--- Begin Excerpted text ---

# Tasha's Hideous Laughter --- Broken?



## Sunderstone (Aug 18, 2007)

Is it me or is this spell a little too powerful for a first level spell?

A 6th level Bard player in my group (5 PCs) uses this alot, and today he completely disabled a major 10 HD foe with it for 6 rounds. The save DC was 15, and the 10 HD Fighter had only a +3 on Will saves.
So for 6 rounds he was pretty much prone and unable to fight back as the party demolished the helpless fighter in less than 3 rounds of unanswered attacks.

It seems a tad powerful that a *1st level * spell can "potentially" disable any high level (spell has no HD limit as to what it can affect) opponent for a long amount of time. 

Im thinking of applying a house rule of either.....
1) imposing a HD limit that this 1st level can affect (like the Sleep spell).
2) each round if the prone target is attacked it may reroll the saving throw.


Any opinions?


----------



## Heckler (Aug 18, 2007)

Sunderstone said:
			
		

> Is it me or is this spell a little too powerful for a first level spell?



Yup.

That's why its second level.


----------



## nittanytbone (Aug 18, 2007)

This also neatly illustrates how smart spell slinging can be quite effective;  throw will saves at your beefy fighter types and fort saves at the scrawny wizards.

It also shows why any fighter type meant to be a serious threat needs to have Iron Will, a multiclass with something that has strong Will saves, good wisdom, or some other way of boosting Will saves!


----------



## Sunderstone (Aug 18, 2007)

The spell is Bard 1 as was the case here. Its 2nd level for Sor/Wiz.


----------



## Heckler (Aug 18, 2007)

Sunderstone said:
			
		

> The spell is Bard 1 as was the case here. Its 2nd level for Sor/Wiz.



Ahh, I missed that.

So it makes the bard useful.  Seems fine to me.


----------



## Sunderstone (Aug 18, 2007)

Heckler said:
			
		

> Ahh, I missed that.
> 
> So it makes the bard useful.  Seems fine to me.




I also should add that the Bard player played masterfully as he was under a previous *Tongues* spell and was able to cast it in the language of the opponent which negated the +4 language barrier save.

In any event Im starting to agree. The Bard doesnt get enough credit or respect as a class in general.  Just seems kind of powerful.


----------



## Heckler (Aug 18, 2007)

Sunderstone said:
			
		

> I also should add that the Bard player played masterfully as he was under a previous *Tongues* spell and was able to cast it in the language of the opponent which negated the +4 language barrier save.
> 
> In any event Im starting to agree. The Bard doesnt get enough credit or respect as a class in general.  Just seems kind of powerful.



Remember, being a first level Bard spell he doesn't get access to it until Bard level 2, which is only one level faster than the wizard.  He's not really *that* far ahead of the curve.


----------



## Nifft (Aug 18, 2007)

It's a strong spell. Yay Bard! 

Wait until you see what a high-level Wizard can do, though... 

Cheers, -- N


----------



## Vegepygmy (Aug 18, 2007)

Sunderstone said:
			
		

> I also should add that the Bard player played masterfully as he was under a previous *Tongues* spell and was able to cast it in the language of the opponent which negated the +4 language barrier save.

--- End Excerpted text ---

[Aim]
State whether each statement agrees with the thread on Tasha's Hideous Laughter, answering yes or no and quoting the deciding words: (a) the 10 HD Fighter had a +3 on Will saves; (b) the save DC was 13; (c) as a first level Bard spell, it is not available until Bard level 2.

--- Begin Raw data ---

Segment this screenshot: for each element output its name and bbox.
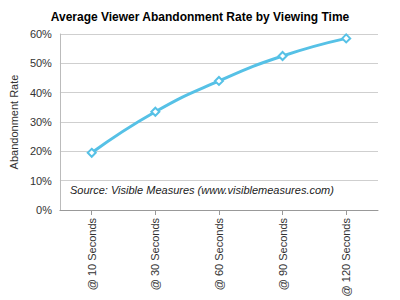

--- End Raw data ---

[Response to the task]
(a) Yes: "the 10 HD Fighter had only a +3 on Will saves."
(b) No: "The save DC was 15"
(c) Yes: "being a first level Bard spell he doesn't get access to it until Bard level 2"